::: Input material

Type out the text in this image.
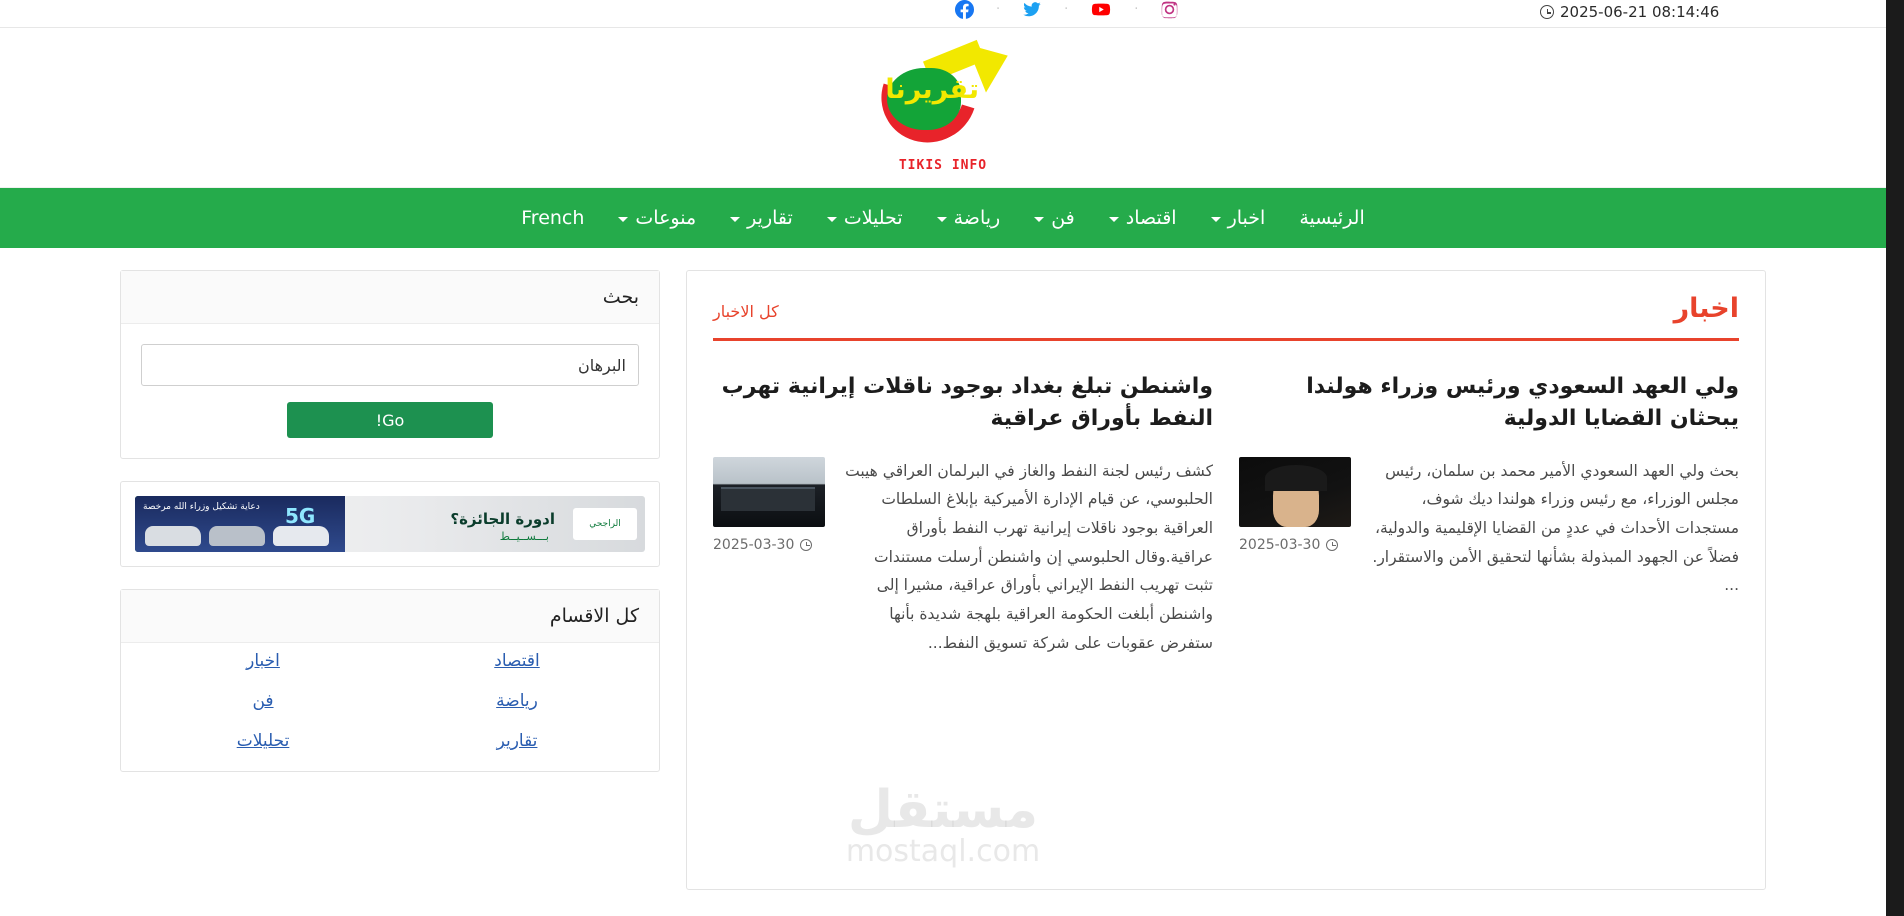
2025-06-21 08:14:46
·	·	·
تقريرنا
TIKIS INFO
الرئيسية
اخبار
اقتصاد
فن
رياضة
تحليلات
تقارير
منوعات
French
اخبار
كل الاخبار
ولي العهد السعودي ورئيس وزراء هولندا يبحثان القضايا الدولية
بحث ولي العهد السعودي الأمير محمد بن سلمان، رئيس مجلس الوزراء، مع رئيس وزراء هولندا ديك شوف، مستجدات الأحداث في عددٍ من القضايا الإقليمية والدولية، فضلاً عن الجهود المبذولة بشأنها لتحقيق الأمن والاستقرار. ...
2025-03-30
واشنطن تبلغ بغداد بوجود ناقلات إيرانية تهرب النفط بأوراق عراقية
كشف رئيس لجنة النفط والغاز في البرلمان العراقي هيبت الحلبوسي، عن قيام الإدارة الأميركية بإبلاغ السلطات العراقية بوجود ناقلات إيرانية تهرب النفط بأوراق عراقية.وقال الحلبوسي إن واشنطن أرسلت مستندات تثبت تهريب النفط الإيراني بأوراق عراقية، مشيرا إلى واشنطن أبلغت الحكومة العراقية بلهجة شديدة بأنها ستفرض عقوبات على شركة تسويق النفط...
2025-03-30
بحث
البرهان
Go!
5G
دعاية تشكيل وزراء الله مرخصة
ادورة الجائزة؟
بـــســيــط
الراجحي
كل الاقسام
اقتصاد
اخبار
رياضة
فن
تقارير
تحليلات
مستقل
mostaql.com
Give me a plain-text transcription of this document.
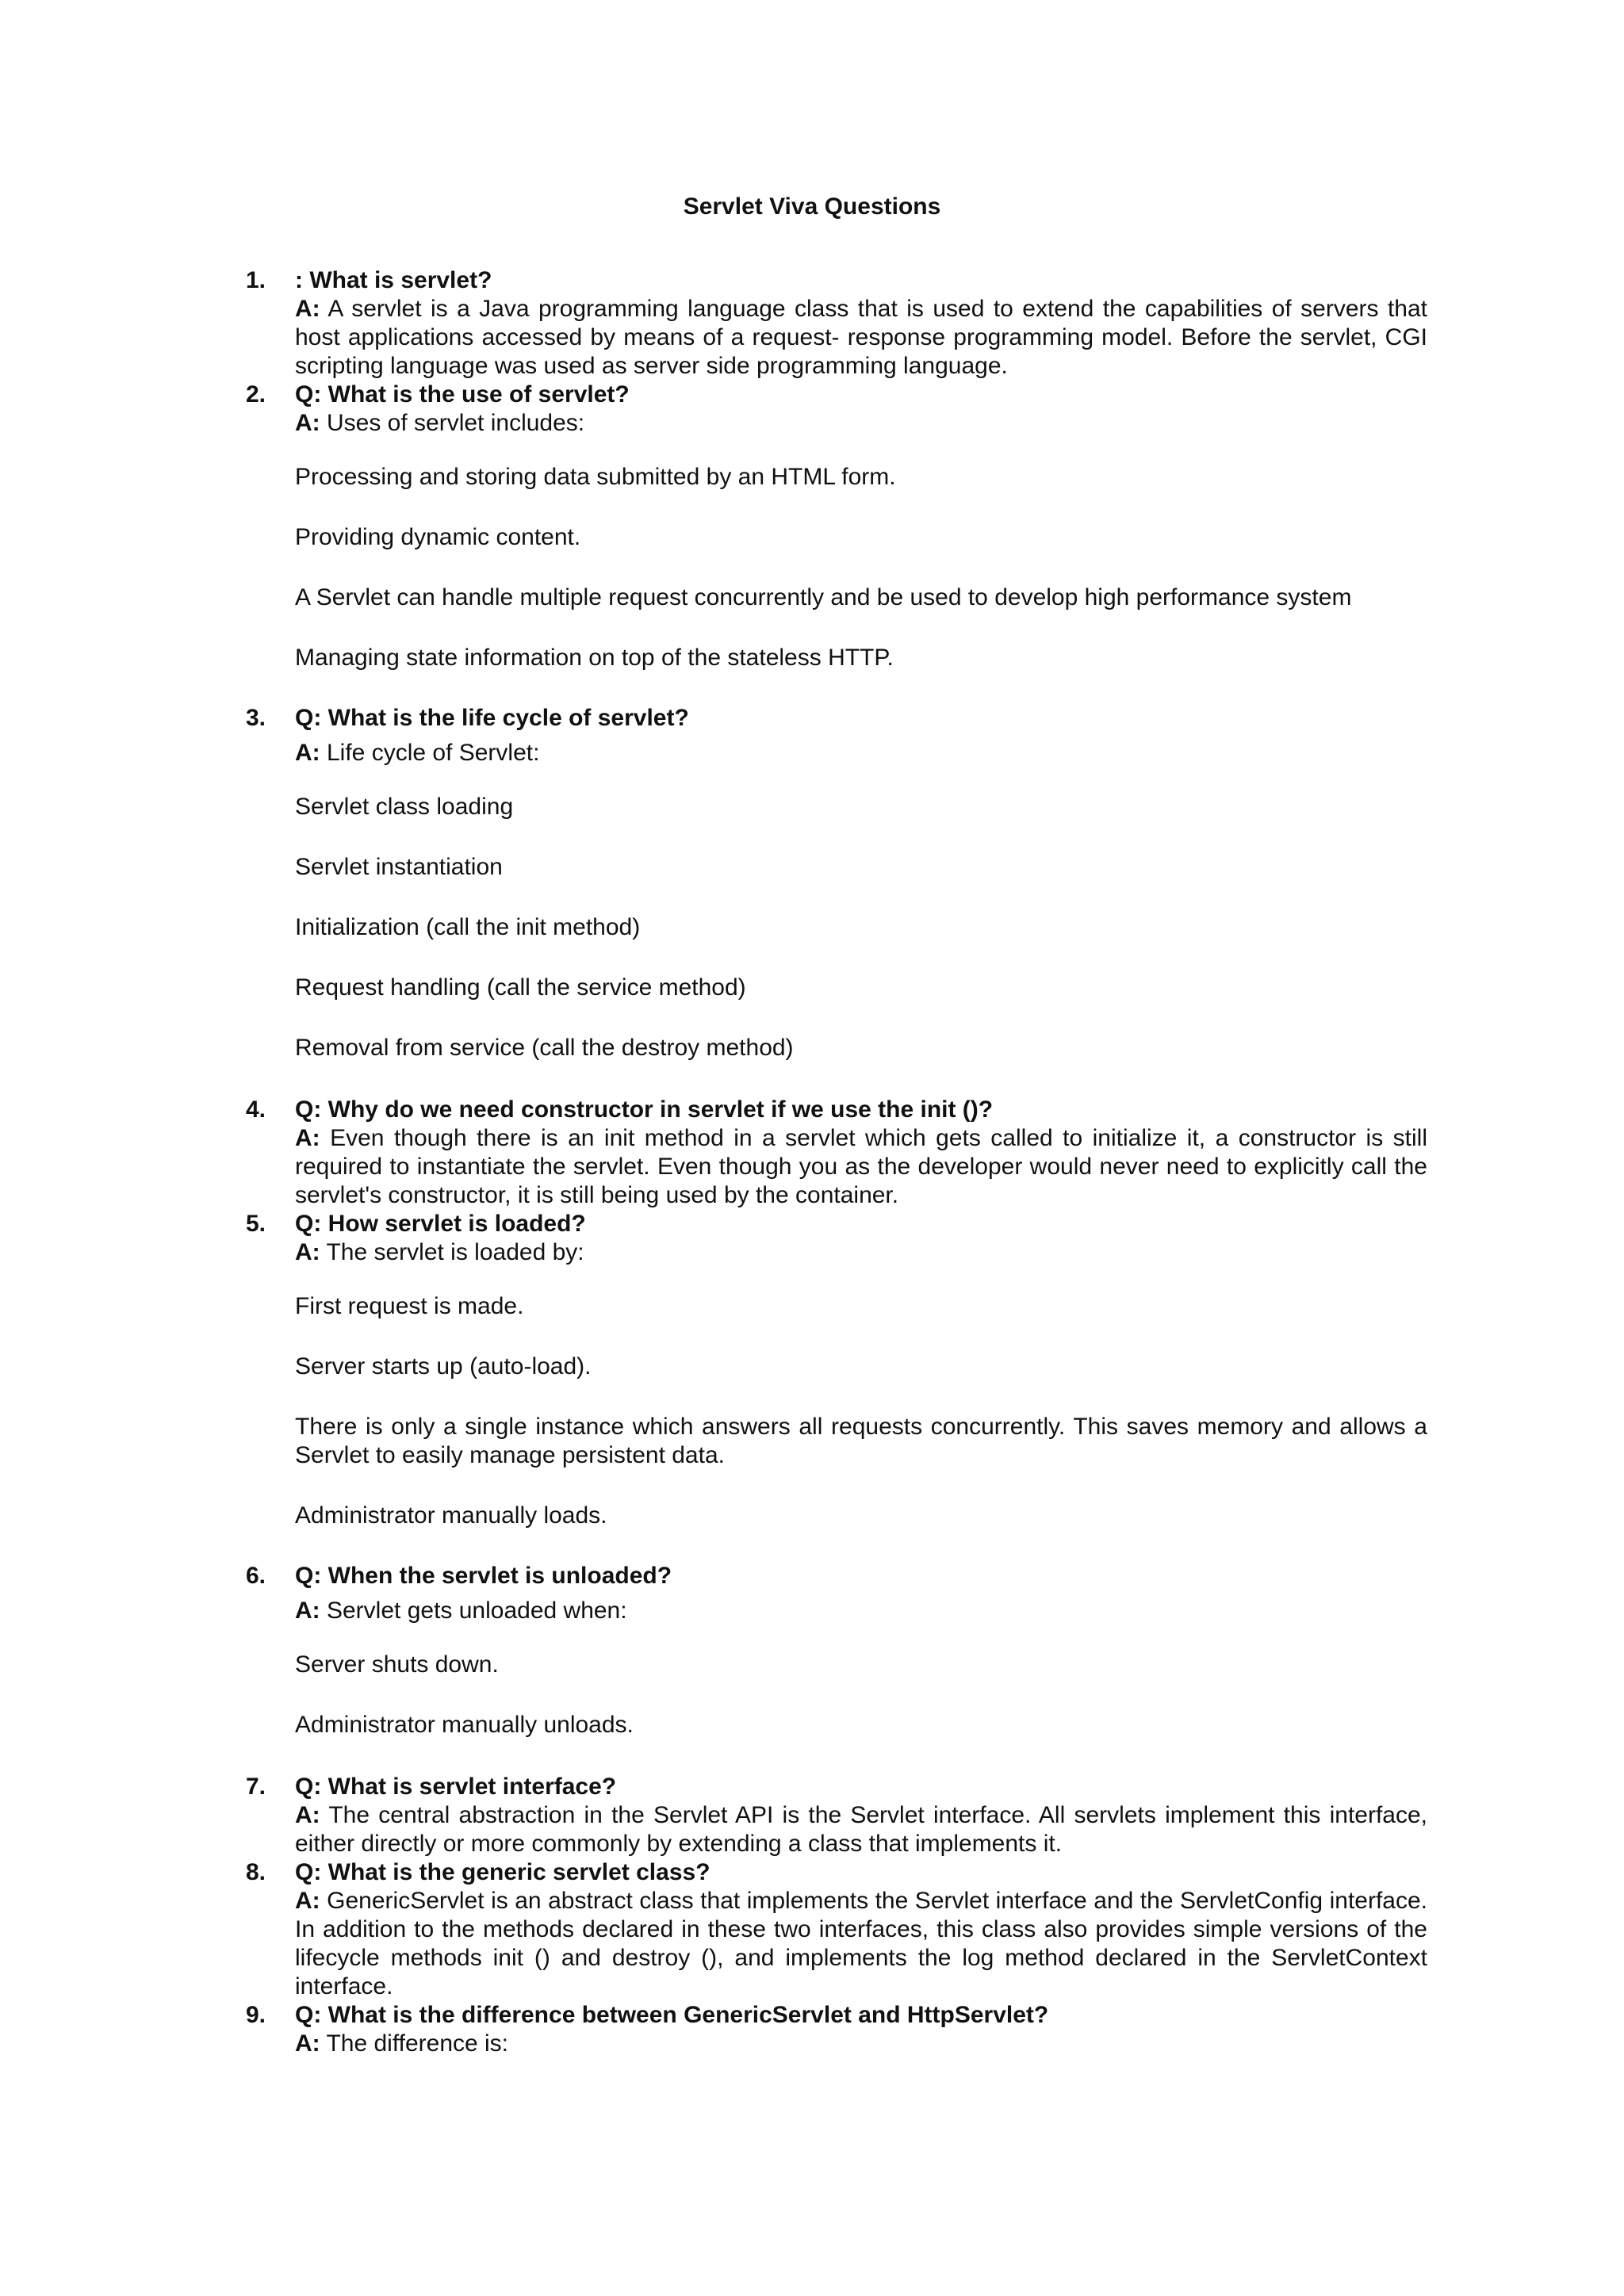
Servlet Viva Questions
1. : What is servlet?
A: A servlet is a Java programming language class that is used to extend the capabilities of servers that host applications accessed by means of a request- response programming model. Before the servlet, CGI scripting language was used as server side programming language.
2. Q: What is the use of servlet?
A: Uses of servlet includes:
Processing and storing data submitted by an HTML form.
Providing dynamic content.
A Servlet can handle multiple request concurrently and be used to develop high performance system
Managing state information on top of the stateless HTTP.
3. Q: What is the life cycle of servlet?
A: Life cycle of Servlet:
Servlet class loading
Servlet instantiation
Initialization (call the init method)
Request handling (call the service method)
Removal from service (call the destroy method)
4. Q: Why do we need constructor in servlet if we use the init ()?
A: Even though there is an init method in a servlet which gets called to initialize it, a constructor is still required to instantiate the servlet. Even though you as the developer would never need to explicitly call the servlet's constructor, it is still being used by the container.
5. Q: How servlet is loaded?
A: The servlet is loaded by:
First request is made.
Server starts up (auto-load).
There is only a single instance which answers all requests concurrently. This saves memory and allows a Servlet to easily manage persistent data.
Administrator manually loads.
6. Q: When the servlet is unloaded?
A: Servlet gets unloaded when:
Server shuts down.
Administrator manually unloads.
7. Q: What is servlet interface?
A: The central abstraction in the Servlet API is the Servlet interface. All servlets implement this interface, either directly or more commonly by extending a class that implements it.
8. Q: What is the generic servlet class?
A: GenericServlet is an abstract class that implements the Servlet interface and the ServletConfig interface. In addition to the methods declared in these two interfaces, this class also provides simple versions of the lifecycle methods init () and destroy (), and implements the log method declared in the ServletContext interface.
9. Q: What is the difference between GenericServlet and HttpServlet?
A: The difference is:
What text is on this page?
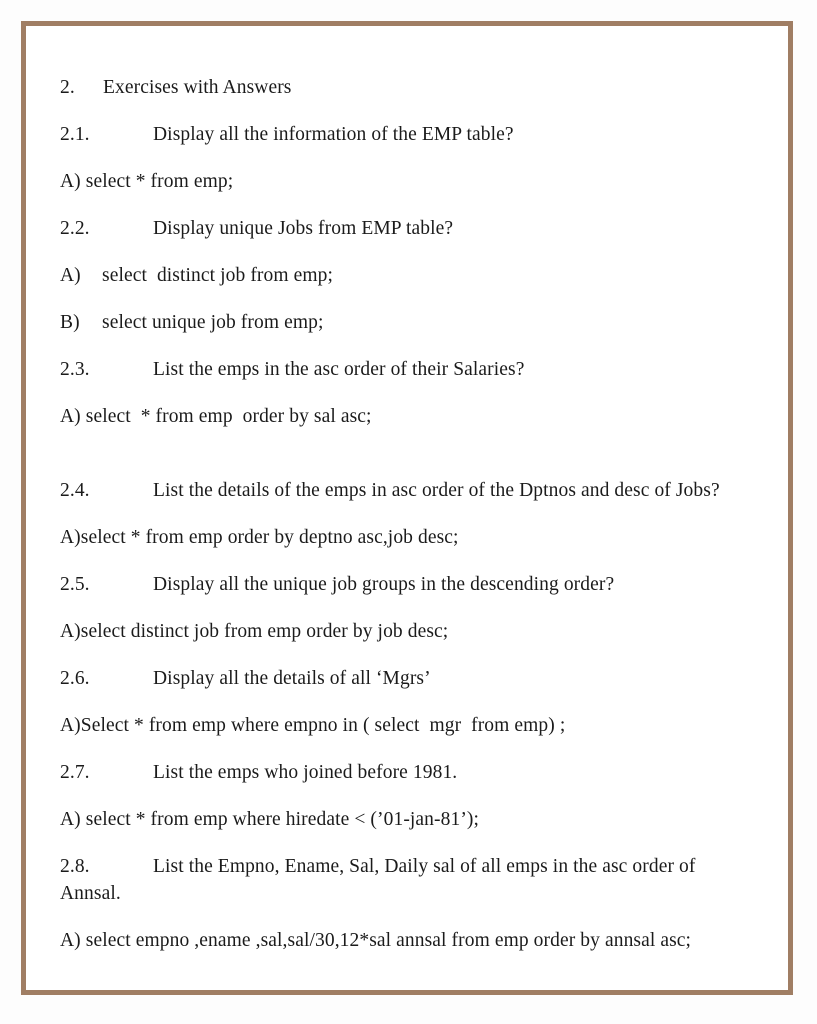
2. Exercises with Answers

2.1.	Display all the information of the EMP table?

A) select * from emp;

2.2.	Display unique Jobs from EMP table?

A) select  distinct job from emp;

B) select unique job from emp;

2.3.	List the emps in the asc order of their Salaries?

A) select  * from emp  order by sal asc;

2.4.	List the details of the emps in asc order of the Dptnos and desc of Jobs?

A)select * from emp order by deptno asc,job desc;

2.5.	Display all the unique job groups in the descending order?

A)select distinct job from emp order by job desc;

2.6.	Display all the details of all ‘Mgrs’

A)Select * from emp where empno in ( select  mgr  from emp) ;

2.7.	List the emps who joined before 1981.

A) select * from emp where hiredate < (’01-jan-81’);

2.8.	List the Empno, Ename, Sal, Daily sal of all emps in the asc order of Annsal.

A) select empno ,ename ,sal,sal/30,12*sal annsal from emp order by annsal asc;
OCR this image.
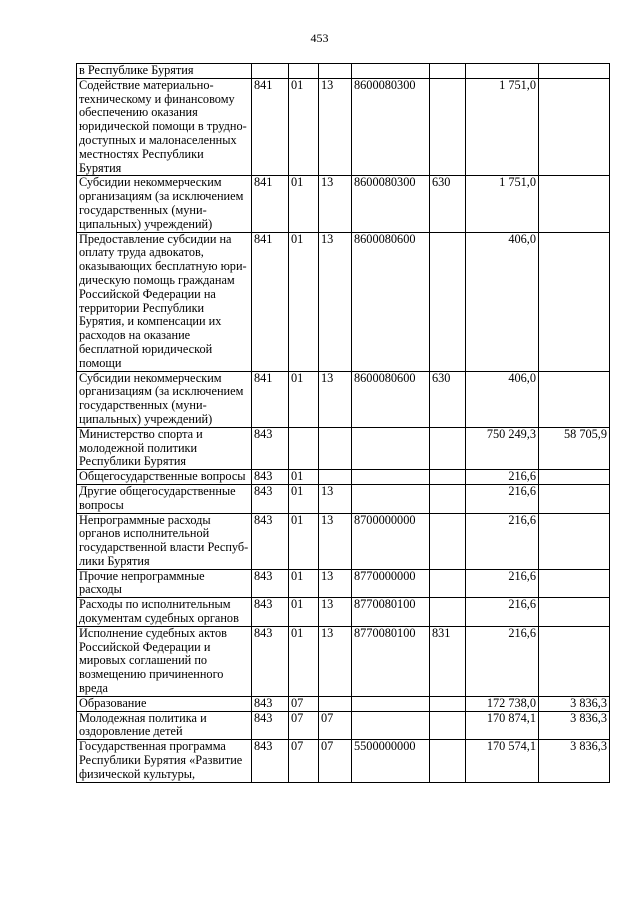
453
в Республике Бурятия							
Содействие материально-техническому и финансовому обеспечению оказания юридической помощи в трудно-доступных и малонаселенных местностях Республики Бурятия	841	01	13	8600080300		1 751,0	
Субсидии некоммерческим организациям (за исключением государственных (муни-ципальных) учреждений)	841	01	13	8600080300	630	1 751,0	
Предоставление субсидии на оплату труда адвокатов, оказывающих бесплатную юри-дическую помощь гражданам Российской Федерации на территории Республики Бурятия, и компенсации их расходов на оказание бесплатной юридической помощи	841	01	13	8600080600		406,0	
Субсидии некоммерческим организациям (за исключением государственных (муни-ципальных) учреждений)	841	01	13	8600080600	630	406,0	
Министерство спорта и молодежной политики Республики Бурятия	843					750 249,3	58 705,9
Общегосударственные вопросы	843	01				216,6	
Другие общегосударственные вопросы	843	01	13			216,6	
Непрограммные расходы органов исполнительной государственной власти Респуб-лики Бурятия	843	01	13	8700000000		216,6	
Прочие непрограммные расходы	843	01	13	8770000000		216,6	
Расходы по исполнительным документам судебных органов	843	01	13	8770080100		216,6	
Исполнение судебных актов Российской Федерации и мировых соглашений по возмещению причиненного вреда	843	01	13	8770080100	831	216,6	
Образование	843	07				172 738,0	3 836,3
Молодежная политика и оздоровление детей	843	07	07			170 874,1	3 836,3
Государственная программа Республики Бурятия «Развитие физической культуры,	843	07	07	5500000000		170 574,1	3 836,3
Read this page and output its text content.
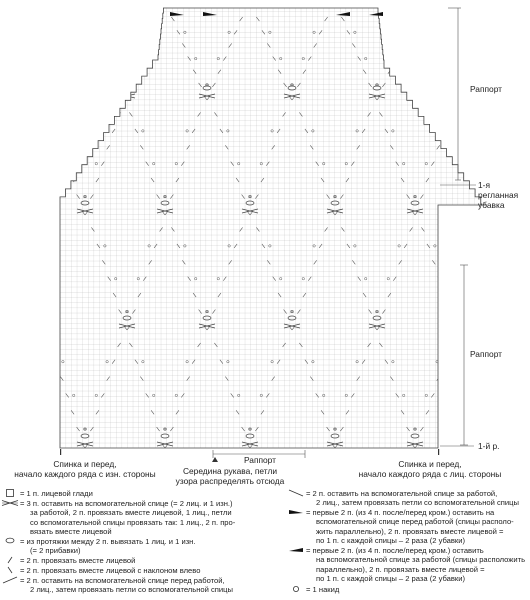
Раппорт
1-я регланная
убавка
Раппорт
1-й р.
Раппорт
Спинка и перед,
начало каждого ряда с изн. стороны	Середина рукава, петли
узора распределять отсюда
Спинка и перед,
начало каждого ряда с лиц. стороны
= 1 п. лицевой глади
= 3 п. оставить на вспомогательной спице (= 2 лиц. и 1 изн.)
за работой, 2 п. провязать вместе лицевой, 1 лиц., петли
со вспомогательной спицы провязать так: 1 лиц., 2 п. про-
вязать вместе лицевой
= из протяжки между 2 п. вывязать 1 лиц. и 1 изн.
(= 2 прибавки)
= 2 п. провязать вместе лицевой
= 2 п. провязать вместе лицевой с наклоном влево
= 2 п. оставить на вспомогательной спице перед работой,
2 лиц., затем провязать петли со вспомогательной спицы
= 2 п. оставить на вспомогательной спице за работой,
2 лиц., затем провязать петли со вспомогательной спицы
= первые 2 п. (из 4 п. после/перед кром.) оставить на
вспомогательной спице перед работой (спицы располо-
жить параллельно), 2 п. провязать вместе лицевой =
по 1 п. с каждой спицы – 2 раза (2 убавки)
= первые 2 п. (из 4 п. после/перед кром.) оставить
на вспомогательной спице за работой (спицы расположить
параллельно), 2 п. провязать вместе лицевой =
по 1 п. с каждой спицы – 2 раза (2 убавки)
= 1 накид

::::::

Problem — Each line with the string "вместе" in it needs to be found and copied.

The output —
за работой, 2 п. провязать вместе лицевой, 1 лиц., петли
вязать вместе лицевой
= 2 п. провязать вместе лицевой
= 2 п. провязать вместе лицевой с наклоном влево
жить параллельно), 2 п. провязать вместе лицевой =
параллельно), 2 п. провязать вместе лицевой =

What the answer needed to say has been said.